-- Start of Supplied entries --

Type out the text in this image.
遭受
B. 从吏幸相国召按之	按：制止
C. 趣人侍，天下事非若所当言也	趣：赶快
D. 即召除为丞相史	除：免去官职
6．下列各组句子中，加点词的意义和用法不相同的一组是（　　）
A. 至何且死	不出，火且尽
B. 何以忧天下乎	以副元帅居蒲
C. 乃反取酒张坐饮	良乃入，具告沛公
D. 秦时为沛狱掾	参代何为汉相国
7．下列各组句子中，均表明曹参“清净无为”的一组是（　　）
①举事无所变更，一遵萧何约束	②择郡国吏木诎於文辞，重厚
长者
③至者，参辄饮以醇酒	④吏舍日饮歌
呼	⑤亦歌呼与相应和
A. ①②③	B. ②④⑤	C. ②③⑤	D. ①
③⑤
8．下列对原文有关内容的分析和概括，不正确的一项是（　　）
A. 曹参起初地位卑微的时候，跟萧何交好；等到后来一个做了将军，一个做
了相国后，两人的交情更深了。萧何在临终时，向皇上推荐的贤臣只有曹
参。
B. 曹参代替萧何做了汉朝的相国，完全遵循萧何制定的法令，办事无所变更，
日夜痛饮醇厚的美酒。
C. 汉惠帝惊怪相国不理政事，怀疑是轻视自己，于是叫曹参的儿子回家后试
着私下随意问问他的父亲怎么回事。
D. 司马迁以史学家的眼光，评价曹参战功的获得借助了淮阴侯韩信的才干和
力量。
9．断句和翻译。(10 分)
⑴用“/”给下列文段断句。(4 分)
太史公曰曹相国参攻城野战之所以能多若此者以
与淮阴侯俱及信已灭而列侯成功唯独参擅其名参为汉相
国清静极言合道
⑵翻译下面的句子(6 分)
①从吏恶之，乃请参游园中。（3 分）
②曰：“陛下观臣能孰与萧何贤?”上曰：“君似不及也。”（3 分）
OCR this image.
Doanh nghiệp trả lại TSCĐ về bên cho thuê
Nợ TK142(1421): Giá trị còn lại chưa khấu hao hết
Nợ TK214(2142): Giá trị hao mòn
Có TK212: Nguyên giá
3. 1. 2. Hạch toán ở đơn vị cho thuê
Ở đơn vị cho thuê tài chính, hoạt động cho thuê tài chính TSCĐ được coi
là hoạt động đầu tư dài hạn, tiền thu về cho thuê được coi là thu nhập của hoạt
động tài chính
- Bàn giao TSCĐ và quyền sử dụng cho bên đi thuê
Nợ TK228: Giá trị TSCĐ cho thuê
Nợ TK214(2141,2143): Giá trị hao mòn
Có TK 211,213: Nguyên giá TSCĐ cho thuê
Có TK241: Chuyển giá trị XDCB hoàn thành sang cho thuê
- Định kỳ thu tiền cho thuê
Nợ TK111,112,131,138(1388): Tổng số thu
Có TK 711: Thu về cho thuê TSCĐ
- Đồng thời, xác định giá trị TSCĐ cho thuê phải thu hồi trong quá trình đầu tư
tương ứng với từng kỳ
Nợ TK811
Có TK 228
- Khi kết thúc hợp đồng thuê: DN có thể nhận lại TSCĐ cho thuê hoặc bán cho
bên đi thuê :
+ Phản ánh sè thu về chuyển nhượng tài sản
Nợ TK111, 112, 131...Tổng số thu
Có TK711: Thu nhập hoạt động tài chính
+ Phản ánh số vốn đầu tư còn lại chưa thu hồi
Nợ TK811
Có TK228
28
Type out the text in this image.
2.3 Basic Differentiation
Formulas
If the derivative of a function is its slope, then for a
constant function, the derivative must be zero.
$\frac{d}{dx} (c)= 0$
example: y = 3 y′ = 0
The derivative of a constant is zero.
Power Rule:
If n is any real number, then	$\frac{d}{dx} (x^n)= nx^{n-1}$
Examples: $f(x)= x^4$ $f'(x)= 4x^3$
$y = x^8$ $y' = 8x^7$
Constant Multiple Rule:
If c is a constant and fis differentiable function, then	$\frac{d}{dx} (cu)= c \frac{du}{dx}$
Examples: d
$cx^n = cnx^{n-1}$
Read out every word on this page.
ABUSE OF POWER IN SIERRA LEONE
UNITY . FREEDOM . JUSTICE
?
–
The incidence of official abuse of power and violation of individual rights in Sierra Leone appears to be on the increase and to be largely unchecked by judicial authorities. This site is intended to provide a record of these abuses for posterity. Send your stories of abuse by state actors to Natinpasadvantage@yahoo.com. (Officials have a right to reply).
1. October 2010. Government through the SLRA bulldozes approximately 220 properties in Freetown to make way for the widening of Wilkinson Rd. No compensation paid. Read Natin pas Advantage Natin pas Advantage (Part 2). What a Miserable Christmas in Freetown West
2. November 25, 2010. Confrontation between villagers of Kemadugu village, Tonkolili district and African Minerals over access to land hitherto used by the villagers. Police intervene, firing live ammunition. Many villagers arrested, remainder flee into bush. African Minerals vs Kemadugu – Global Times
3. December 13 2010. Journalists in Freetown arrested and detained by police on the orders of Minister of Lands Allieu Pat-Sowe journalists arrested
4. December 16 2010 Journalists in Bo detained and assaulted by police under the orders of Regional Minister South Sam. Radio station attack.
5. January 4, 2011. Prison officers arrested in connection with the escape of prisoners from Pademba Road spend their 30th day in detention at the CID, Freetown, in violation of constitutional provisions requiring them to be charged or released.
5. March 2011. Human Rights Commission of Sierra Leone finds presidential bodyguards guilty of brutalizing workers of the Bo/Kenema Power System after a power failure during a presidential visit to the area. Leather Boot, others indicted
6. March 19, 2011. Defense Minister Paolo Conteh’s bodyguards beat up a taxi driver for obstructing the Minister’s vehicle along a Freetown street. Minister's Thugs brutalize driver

-- End of Supplied entries --

Task statement: Within the records above, how many lines include the word "Tổng"? State the number by itself.

Written answer: 2